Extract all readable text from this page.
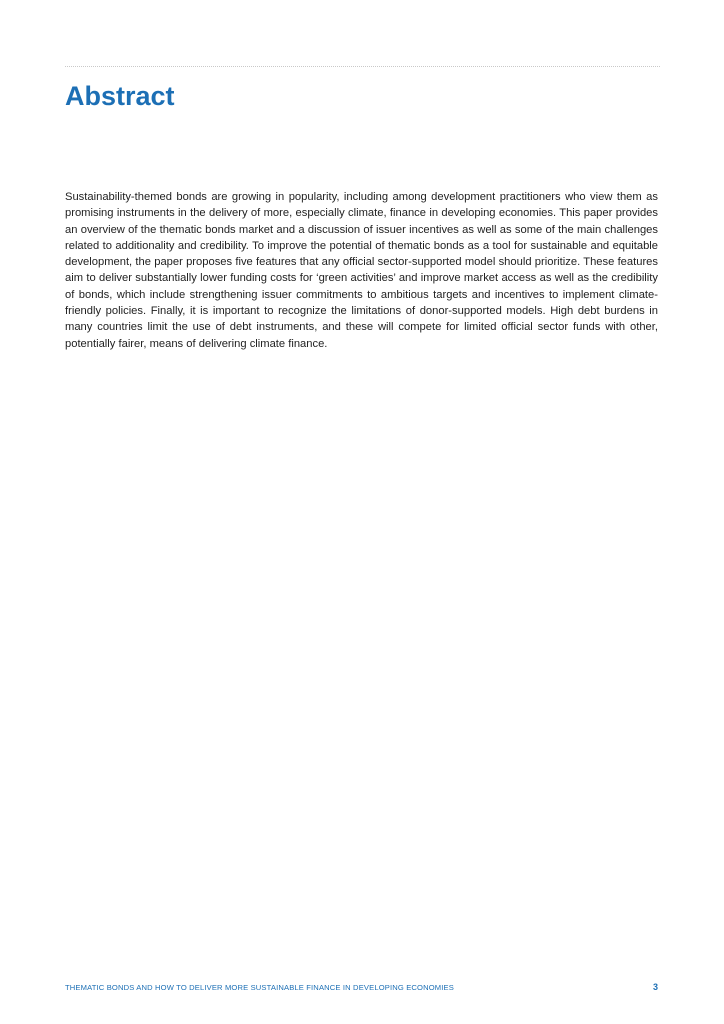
Abstract

Sustainability-themed bonds are growing in popularity, including among development practitioners who view them as promising instruments in the delivery of more, especially climate, finance in developing economies. This paper provides an overview of the thematic bonds market and a discussion of issuer incentives as well as some of the main challenges related to additionality and credibility. To improve the potential of thematic bonds as a tool for sustainable and equitable development, the paper proposes five features that any official sector-supported model should prioritize. These features aim to deliver substantially lower funding costs for ‘green activities’ and improve market access as well as the credibility of bonds, which include strengthening issuer commitments to ambitious targets and incentives to implement climate-friendly policies. Finally, it is important to recognize the limitations of donor-supported models. High debt burdens in many countries limit the use of debt instruments, and these will compete for limited official sector funds with other, potentially fairer, means of delivering climate finance.

THEMATIC BONDS AND HOW TO DELIVER MORE SUSTAINABLE FINANCE IN DEVELOPING ECONOMIES	3
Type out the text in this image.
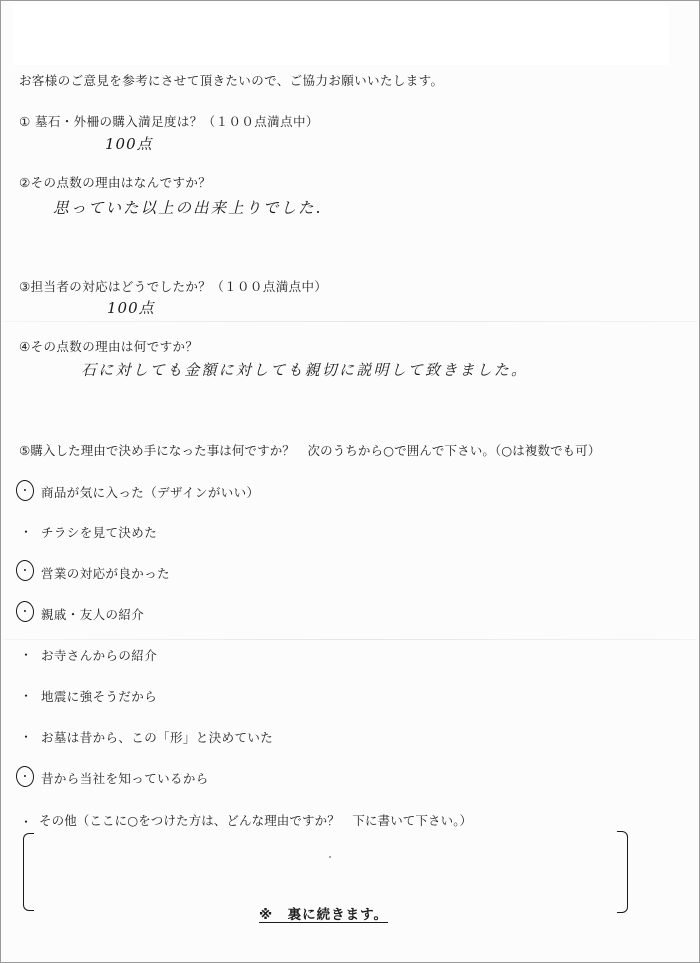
お客様のご意見を参考にさせて頂きたいので、ご協力お願いいたします。
① 墓石・外柵の購入満足度は？（１００点満点中）
100点
②その点数の理由はなんですか？
思っていた以上の出来上りでした.
③担当者の対応はどうでしたか？（１００点満点中）
100点
④その点数の理由は何ですか？
石に対しても金額に対しても親切に説明して致きました。
⑤購入した理由で決め手になった事は何ですか？　次のうちから○で囲んで下さい。（○は複数でも可）
商品が気に入った（デザインがいい）
・ チラシを見て決めた
営業の対応が良かった
親戚・友人の紹介
・ お寺さんからの紹介
・ 地震に強そうだから
・ お墓は昔から、この「形」と決めていた
昔から当社を知っているから
・ その他（ここに○をつけた方は、どんな理由ですか？　下に書いて下さい。）
※　裏に続きます。
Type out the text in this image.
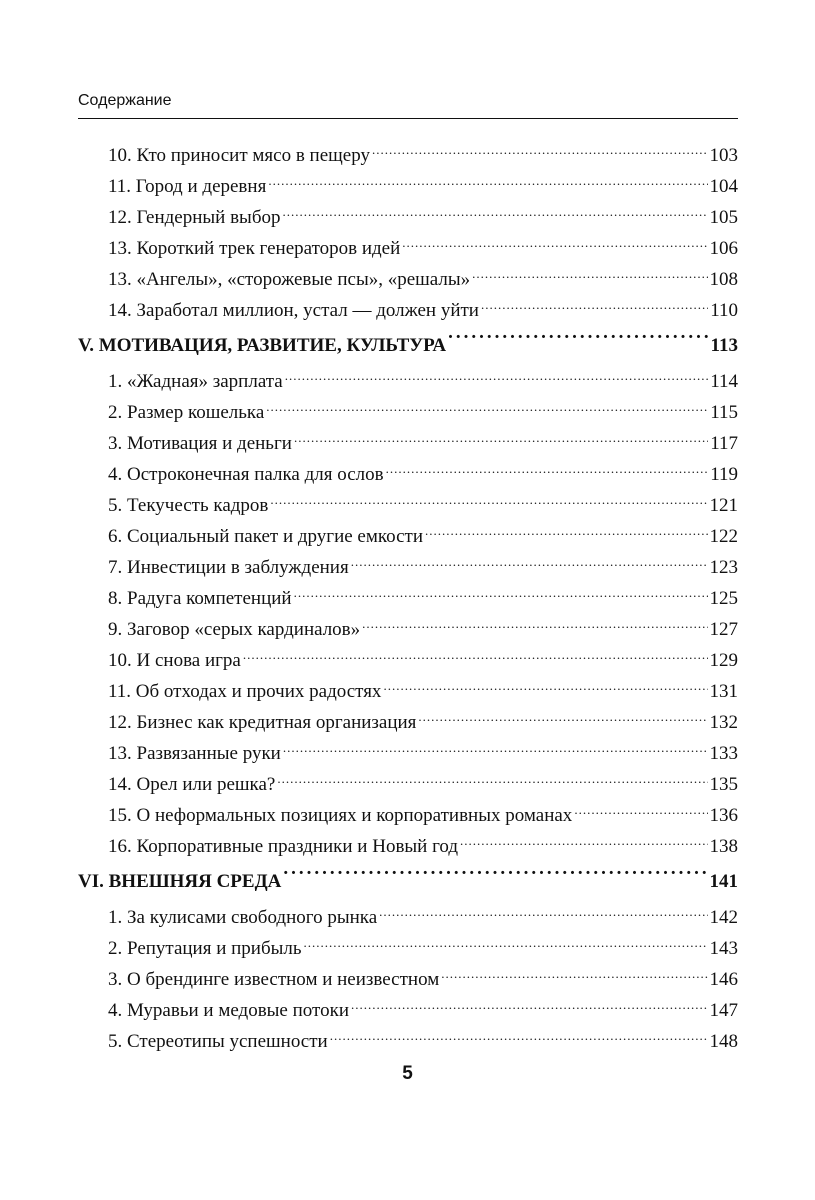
Содержание
10. Кто приносит мясо в пещеру .....	103
11. Город и деревня .....	104
12. Гендерный выбор .....	105
13. Короткий трек генераторов идей .....	106
13. «Ангелы», «сторожевые псы», «решалы» .....	108
14. Заработал миллион, устал — должен уйти .....	110
V. МОТИВАЦИЯ, РАЗВИТИЕ, КУЛЬТУРА .....	113
1. «Жадная» зарплата .....	114
2. Размер кошелька .....	115
3. Мотивация и деньги .....	117
4. Остроконечная палка для ослов .....	119
5. Текучесть кадров .....	121
6. Социальный пакет и другие емкости .....	122
7. Инвестиции в заблуждения .....	123
8. Радуга компетенций .....	125
9. Заговор «серых кардиналов» .....	127
10. И снова игра .....	129
11. Об отходах и прочих радостях .....	131
12. Бизнес как кредитная организация .....	132
13. Развязанные руки .....	133
14. Орел или решка? .....	135
15. О неформальных позициях и корпоративных романах .....	136
16. Корпоративные праздники и Новый год .....	138
VI. ВНЕШНЯЯ СРЕДА .....	141
1. За кулисами свободного рынка .....	142
2. Репутация и прибыль .....	143
3. О брендинге известном и неизвестном .....	146
4. Муравьи и медовые потоки .....	147
5. Стереотипы успешности .....	148
5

* _Requirements_
Every line of the data should be copied as it stands, without the images.

* _Task response_
Extract all readable text from this page.
Abstract

Sustainability-themed bonds are growing in popularity, including among development practitioners who view them as promising instruments in the delivery of more, especially climate, finance in developing economies. This paper provides an overview of the thematic bonds market and a discussion of issuer incentives as well as some of the main challenges related to additionality and credibility. To improve the potential of thematic bonds as a tool for sustainable and equitable development, the paper proposes five features that any official sector-supported model should prioritize. These features aim to deliver substantially lower funding costs for ‘green activities’ and improve market access as well as the credibility of bonds, which include strengthening issuer commitments to ambitious targets and incentives to implement climate-friendly policies. Finally, it is important to recognize the limitations of donor-supported models. High debt burdens in many countries limit the use of debt instruments, and these will compete for limited official sector funds with other, potentially fairer, means of delivering climate finance.

THEMATIC BONDS AND HOW TO DELIVER MORE SUSTAINABLE FINANCE IN DEVELOPING ECONOMIES	3
Type out the text in this image.
お客様のご意見を参考にさせて頂きたいので、ご協力お願いいたします。
① 墓石・外柵の購入満足度は？（１００点満点中）
100点
②その点数の理由はなんですか？
思っていた以上の出来上りでした.
③担当者の対応はどうでしたか？（１００点満点中）
100点
④その点数の理由は何ですか？
石に対しても金額に対しても親切に説明して致きました。
⑤購入した理由で決め手になった事は何ですか？　次のうちから○で囲んで下さい。（○は複数でも可）
商品が気に入った（デザインがいい）
・ チラシを見て決めた
営業の対応が良かった
親戚・友人の紹介
・ お寺さんからの紹介
・ 地震に強そうだから
・ お墓は昔から、この「形」と決めていた
昔から当社を知っているから
・ その他（ここに○をつけた方は、どんな理由ですか？　下に書いて下さい。）
※　裏に続きます。
Type out the text in this image.
Содержание
10. Кто приносит мясо в пещеру .....	103
11. Город и деревня .....	104
12. Гендерный выбор .....	105
13. Короткий трек генераторов идей .....	106
13. «Ангелы», «сторожевые псы», «решалы» .....	108
14. Заработал миллион, устал — должен уйти .....	110
V. МОТИВАЦИЯ, РАЗВИТИЕ, КУЛЬТУРА .....	113
1. «Жадная» зарплата .....	114
2. Размер кошелька .....	115
3. Мотивация и деньги .....	117
4. Остроконечная палка для ослов .....	119
5. Текучесть кадров .....	121
6. Социальный пакет и другие емкости .....	122
7. Инвестиции в заблуждения .....	123
8. Радуга компетенций .....	125
9. Заговор «серых кардиналов» .....	127
10. И снова игра .....	129
11. Об отходах и прочих радостях .....	131
12. Бизнес как кредитная организация .....	132
13. Развязанные руки .....	133
14. Орел или решка? .....	135
15. О неформальных позициях и корпоративных романах .....	136
16. Корпоративные праздники и Новый год .....	138
VI. ВНЕШНЯЯ СРЕДА .....	141
1. За кулисами свободного рынка .....	142
2. Репутация и прибыль .....	143
3. О брендинге известном и неизвестном .....	146
4. Муравьи и медовые потоки .....	147
5. Стереотипы успешности .....	148
5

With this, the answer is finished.